Extracts from a graphics dataset
+++

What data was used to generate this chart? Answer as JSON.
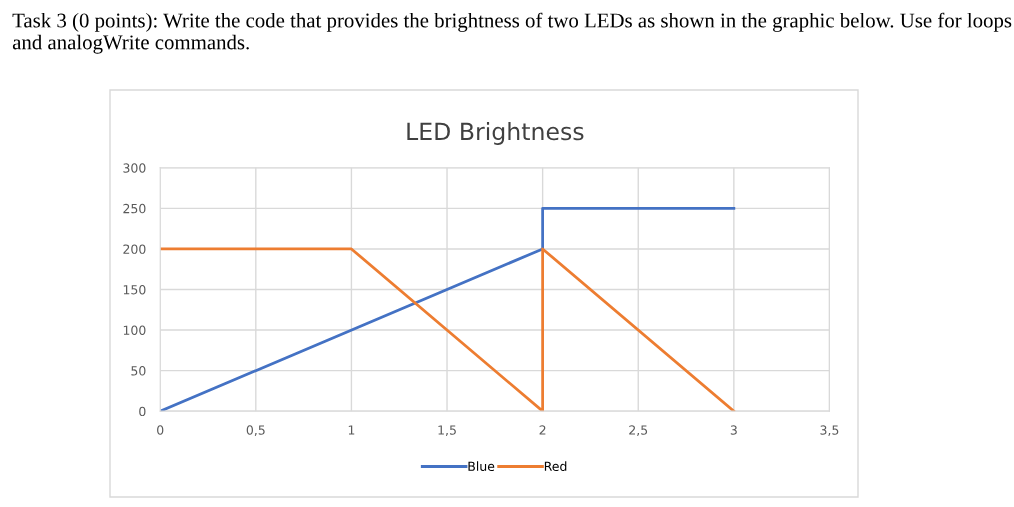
{
  "chart_data": {
    "type": "line",
    "title": "LED Brightness",
    "annotations": [
      "Task 3 (0 points): Write the code that provides the brightness of two LEDs as shown in the graphic below. Use for loops and analogWrite commands."
    ],
    "series": [
      {
        "name": "Blue",
        "color": "#4472c4",
        "x": [
          0,
          2,
          2,
          3
        ],
        "values": [
          0,
          200,
          250,
          250
        ]
      },
      {
        "name": "Red",
        "color": "#ed7d31",
        "x": [
          0,
          1,
          2,
          2,
          3
        ],
        "values": [
          200,
          200,
          0,
          200,
          0
        ]
      }
    ],
    "xlim": [
      0,
      3.5
    ],
    "xticks": [
      0,
      {
        "value": 0.5,
        "label": "0,5"
      },
      1,
      {
        "value": 1.5,
        "label": "1,5"
      },
      2,
      {
        "value": 2.5,
        "label": "2,5"
      },
      3,
      {
        "value": 3.5,
        "label": "3,5"
      }
    ],
    "ylim": [
      0,
      300
    ],
    "yticks": [
      0,
      50,
      100,
      150,
      200,
      250,
      300
    ],
    "grid": true,
    "legend": "bottom",
    "marker": "none",
    "line_style": "solid"
  }
}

+++

» STATED TASK:
Leave out all images, then reproduce the entries above exactly.

» FINAL ANSWER:
What data was used to generate this chart? Answer as JSON.
{
  "chart_data": {
    "type": "line",
    "title": "LED Brightness",
    "annotations": [
      "Task 3 (0 points): Write the code that provides the brightness of two LEDs as shown in the graphic below. Use for loops and analogWrite commands."
    ],
    "series": [
      {
        "name": "Blue",
        "color": "#4472c4",
        "x": [
          0,
          2,
          2,
          3
        ],
        "values": [
          0,
          200,
          250,
          250
        ]
      },
      {
        "name": "Red",
        "color": "#ed7d31",
        "x": [
          0,
          1,
          2,
          2,
          3
        ],
        "values": [
          200,
          200,
          0,
          200,
          0
        ]
      }
    ],
    "xlim": [
      0,
      3.5
    ],
    "xticks": [
      0,
      {
        "value": 0.5,
        "label": "0,5"
      },
      1,
      {
        "value": 1.5,
        "label": "1,5"
      },
      2,
      {
        "value": 2.5,
        "label": "2,5"
      },
      3,
      {
        "value": 3.5,
        "label": "3,5"
      }
    ],
    "ylim": [
      0,
      300
    ],
    "yticks": [
      0,
      50,
      100,
      150,
      200,
      250,
      300
    ],
    "grid": true,
    "legend": "bottom",
    "marker": "none",
    "line_style": "solid"
  }
}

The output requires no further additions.